Brief
Take every line from the listing below that contains "memory".

Available data

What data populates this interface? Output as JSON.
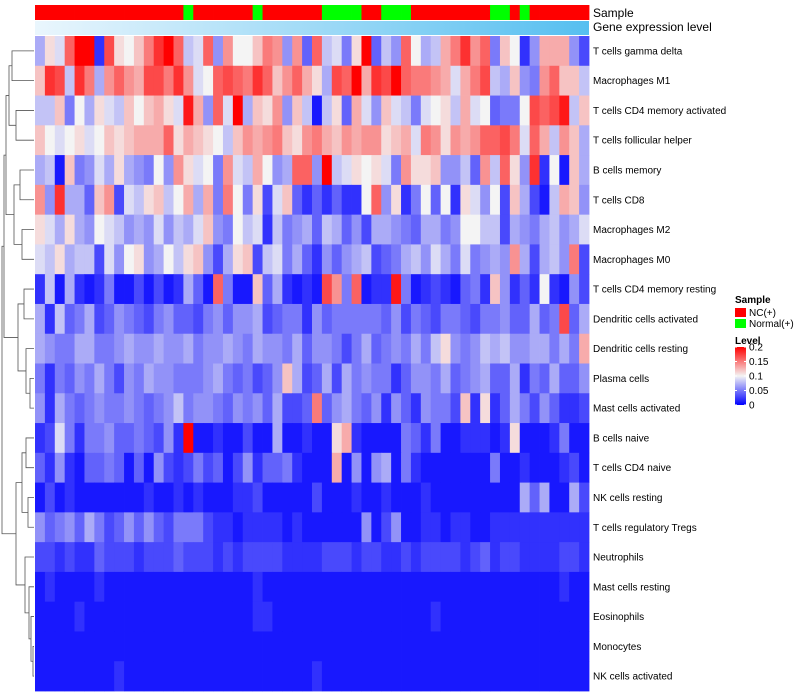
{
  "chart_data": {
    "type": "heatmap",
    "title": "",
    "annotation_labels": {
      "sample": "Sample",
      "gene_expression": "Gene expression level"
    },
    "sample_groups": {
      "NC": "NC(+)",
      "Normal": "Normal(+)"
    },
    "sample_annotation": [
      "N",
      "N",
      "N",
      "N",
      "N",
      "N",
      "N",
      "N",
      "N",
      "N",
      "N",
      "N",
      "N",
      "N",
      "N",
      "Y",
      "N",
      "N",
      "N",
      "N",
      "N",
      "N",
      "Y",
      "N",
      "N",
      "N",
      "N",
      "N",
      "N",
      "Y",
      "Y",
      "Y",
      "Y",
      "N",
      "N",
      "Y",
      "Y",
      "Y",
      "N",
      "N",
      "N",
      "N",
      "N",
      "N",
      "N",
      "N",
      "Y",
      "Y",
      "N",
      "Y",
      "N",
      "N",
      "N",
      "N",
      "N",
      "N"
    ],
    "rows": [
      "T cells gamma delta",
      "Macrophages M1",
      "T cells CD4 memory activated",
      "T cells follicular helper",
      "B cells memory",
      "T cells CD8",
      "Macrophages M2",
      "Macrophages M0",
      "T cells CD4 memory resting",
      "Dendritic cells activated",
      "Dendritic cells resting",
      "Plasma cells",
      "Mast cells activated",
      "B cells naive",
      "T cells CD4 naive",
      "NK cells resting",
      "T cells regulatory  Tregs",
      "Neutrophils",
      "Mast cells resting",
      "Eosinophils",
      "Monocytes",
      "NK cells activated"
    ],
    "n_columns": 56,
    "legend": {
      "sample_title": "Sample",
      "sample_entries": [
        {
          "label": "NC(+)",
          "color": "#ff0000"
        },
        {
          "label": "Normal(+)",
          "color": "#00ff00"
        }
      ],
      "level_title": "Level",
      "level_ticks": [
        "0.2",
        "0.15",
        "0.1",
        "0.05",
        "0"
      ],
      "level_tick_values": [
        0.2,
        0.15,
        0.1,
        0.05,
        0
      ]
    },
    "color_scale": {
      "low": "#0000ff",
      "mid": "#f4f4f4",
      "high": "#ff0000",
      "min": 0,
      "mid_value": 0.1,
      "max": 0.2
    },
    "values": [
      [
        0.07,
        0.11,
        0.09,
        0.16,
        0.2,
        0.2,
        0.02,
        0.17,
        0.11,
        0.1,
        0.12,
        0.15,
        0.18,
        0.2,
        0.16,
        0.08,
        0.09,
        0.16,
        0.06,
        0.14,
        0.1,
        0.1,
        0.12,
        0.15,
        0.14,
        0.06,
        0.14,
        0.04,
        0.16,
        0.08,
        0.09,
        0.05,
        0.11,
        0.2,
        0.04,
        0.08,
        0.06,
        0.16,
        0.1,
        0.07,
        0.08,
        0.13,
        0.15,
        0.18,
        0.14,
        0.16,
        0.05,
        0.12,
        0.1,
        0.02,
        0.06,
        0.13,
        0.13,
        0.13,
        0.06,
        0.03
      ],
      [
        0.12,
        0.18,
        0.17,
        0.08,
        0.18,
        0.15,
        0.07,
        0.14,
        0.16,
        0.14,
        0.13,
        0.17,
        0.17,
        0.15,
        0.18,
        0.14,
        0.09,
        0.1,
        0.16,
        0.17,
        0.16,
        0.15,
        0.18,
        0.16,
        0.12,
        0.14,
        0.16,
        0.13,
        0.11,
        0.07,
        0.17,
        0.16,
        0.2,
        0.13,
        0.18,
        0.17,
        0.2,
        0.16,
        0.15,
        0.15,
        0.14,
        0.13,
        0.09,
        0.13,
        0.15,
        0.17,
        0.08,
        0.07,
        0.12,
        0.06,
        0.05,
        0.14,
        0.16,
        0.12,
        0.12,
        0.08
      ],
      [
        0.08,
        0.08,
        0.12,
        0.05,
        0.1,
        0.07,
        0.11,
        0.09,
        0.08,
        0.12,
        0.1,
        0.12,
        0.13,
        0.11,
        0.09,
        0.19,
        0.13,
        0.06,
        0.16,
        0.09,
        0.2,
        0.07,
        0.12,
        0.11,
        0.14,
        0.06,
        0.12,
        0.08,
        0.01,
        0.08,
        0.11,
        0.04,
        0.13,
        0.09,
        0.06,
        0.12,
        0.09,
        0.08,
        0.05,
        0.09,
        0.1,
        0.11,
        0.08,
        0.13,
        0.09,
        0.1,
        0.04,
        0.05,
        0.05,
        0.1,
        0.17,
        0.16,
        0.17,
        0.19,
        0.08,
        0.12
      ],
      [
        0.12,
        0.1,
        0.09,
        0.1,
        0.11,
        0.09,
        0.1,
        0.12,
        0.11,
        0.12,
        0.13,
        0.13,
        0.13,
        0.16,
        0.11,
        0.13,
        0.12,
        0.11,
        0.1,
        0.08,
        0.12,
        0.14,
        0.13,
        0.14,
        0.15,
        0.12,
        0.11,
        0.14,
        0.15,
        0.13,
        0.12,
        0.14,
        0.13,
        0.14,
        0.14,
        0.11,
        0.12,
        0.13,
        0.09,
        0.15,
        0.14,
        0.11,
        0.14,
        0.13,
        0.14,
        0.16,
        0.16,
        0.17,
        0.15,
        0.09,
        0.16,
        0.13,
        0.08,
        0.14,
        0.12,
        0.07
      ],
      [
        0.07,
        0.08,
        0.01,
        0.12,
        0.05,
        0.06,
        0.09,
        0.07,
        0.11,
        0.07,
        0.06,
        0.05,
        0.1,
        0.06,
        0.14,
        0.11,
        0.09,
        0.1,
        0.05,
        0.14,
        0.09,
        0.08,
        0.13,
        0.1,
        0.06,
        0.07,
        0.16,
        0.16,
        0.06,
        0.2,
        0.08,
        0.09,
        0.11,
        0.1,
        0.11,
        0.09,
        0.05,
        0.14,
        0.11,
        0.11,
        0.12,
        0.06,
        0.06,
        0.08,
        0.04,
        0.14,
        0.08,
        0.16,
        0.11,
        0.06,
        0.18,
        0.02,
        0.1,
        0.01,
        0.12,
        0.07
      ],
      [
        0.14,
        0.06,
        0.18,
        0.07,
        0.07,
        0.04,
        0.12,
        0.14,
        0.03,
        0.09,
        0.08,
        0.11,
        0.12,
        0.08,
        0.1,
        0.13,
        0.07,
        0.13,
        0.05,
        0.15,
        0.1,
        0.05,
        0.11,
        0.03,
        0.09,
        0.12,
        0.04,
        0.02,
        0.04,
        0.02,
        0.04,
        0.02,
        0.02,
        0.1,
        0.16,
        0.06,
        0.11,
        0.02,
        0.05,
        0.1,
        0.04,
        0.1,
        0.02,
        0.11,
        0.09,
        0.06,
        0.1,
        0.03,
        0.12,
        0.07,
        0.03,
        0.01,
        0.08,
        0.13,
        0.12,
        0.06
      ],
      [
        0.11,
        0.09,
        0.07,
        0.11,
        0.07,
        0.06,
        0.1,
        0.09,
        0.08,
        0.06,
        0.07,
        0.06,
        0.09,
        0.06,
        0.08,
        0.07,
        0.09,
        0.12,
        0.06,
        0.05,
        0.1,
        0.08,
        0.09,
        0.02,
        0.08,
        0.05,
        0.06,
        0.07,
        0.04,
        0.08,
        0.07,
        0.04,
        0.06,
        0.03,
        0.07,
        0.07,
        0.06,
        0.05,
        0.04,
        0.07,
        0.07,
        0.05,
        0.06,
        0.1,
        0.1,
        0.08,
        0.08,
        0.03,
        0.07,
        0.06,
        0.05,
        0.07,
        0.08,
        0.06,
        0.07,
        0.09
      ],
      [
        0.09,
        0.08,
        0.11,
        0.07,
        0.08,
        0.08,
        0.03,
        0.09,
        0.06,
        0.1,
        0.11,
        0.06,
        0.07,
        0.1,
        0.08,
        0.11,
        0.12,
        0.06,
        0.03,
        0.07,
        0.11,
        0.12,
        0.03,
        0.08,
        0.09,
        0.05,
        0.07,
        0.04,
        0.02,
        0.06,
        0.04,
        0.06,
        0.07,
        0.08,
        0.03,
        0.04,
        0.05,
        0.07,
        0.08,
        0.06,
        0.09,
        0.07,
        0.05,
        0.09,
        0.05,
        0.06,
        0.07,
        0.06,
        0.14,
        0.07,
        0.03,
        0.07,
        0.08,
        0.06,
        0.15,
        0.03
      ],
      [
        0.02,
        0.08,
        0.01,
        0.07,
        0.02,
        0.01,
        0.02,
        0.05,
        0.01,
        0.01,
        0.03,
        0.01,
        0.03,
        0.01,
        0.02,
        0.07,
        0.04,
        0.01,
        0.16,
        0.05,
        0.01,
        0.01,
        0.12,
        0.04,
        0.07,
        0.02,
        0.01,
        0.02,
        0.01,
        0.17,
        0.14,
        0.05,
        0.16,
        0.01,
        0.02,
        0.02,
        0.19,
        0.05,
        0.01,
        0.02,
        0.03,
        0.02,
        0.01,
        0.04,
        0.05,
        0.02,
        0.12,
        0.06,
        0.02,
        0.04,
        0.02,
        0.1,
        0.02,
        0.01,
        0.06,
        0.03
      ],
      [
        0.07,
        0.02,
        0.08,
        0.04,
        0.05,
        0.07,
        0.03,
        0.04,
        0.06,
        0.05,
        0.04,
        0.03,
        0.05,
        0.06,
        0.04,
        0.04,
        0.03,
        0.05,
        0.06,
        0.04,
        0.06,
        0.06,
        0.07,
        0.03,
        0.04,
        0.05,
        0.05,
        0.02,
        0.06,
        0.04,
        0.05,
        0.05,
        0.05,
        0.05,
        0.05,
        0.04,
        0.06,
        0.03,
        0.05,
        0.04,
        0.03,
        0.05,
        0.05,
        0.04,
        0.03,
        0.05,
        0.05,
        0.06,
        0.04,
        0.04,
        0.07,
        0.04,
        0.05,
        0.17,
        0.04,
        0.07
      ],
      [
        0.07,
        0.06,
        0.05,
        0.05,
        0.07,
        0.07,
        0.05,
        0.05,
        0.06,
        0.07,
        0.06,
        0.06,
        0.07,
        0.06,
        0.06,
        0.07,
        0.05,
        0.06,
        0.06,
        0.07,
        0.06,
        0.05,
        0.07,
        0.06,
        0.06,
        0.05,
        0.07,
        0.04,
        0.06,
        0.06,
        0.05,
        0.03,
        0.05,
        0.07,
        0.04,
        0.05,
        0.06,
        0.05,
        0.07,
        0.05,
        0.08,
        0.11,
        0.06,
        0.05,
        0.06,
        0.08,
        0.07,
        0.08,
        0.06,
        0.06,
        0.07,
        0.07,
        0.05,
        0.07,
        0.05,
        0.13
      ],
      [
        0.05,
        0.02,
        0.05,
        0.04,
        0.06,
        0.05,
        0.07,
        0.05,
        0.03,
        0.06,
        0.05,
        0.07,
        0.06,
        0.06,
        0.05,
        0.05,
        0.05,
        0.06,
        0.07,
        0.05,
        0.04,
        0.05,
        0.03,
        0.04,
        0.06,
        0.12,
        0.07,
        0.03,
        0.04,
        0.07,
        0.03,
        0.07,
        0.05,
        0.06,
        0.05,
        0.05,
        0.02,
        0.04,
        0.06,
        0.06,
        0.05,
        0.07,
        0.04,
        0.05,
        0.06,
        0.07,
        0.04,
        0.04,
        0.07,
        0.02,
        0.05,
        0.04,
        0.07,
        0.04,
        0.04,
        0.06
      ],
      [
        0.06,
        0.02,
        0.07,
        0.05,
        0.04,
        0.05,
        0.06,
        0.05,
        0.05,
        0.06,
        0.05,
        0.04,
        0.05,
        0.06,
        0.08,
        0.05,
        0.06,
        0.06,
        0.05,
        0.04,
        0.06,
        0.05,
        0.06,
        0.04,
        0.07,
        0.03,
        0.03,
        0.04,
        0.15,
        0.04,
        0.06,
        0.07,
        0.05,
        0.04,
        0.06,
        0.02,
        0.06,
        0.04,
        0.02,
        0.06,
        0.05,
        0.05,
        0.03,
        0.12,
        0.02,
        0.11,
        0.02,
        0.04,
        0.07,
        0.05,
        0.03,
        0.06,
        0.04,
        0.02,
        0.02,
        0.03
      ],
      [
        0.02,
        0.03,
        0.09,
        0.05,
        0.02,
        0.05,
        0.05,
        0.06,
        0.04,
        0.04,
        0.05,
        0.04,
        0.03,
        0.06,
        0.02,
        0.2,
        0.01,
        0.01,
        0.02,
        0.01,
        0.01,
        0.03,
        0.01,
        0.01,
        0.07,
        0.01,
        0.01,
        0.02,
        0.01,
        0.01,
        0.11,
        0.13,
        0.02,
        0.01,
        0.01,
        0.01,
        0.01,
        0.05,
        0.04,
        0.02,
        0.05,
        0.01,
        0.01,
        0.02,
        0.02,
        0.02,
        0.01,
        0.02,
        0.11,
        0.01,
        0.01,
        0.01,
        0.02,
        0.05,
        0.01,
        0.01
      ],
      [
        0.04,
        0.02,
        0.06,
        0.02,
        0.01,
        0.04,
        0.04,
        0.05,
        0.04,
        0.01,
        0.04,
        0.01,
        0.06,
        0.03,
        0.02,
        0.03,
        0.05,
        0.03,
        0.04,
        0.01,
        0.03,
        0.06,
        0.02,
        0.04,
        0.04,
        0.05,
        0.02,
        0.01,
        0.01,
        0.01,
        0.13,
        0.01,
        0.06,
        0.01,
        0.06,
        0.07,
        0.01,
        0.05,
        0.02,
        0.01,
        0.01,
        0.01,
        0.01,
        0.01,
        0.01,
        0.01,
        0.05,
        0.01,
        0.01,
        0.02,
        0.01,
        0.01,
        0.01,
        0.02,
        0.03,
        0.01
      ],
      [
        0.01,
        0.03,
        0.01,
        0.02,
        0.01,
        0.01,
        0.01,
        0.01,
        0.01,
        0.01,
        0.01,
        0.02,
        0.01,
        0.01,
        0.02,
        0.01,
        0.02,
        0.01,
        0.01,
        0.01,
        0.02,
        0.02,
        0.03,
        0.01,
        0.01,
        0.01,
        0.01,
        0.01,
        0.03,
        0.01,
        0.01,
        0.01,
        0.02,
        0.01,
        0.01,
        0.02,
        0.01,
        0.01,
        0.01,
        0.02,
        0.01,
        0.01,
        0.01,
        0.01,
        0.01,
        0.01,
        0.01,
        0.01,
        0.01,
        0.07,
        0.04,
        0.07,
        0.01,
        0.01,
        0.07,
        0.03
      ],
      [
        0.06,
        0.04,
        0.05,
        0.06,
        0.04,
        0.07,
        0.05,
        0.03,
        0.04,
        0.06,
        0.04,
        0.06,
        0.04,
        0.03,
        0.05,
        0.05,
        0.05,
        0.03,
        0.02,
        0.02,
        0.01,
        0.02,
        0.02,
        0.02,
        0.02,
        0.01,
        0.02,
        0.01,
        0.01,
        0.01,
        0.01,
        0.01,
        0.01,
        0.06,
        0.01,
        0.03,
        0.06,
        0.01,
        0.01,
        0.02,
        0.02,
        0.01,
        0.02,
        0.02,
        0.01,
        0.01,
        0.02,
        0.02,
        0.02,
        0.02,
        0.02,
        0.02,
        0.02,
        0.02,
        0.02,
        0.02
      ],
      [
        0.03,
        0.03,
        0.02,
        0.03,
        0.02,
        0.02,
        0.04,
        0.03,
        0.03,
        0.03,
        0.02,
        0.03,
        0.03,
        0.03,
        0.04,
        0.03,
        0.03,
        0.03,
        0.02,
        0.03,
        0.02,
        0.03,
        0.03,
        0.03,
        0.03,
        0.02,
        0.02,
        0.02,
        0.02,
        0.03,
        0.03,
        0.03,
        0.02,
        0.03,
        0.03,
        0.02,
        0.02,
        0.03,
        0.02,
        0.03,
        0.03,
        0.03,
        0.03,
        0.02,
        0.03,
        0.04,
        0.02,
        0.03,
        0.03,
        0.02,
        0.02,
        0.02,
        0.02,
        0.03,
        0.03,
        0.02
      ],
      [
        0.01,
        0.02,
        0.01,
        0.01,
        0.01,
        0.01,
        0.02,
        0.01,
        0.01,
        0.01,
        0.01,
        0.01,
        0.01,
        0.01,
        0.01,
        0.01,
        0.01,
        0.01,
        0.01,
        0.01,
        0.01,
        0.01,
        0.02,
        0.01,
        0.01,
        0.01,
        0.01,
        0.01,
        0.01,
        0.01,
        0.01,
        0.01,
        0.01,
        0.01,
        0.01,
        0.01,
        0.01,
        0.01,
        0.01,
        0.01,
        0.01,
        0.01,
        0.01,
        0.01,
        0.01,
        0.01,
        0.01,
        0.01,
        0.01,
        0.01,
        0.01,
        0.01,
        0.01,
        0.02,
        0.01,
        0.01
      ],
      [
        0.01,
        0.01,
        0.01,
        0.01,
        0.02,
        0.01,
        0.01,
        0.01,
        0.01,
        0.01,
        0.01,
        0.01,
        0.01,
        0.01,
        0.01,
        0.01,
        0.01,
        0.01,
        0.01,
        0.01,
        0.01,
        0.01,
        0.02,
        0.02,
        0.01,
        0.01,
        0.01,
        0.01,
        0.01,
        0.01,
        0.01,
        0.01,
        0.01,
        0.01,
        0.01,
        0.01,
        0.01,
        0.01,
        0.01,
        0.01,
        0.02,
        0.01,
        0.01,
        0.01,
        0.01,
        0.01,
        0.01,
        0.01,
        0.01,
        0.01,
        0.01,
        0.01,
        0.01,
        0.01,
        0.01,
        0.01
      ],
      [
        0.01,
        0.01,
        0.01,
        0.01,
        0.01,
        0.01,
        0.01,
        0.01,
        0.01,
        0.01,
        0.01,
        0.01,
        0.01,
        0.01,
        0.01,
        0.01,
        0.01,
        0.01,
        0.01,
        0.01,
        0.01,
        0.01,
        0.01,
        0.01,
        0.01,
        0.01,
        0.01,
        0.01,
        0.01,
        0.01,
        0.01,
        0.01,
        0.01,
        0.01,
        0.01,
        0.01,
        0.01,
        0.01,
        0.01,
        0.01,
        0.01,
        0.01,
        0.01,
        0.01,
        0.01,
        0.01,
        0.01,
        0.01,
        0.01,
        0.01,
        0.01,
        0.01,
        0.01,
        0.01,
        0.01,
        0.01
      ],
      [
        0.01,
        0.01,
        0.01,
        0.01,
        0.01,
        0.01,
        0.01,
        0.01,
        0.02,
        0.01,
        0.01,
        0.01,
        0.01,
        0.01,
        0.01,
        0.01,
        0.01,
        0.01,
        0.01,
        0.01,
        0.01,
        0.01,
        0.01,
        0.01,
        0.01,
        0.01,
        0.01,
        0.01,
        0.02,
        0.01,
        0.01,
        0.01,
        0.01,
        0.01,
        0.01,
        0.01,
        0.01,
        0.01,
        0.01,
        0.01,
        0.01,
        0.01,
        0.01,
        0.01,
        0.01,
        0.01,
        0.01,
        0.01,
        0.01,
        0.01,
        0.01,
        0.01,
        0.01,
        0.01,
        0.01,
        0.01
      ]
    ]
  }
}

Answer to the problem
      "T cells CD4 memory activated",
      "B cells memory",
      "T cells CD4 memory resting",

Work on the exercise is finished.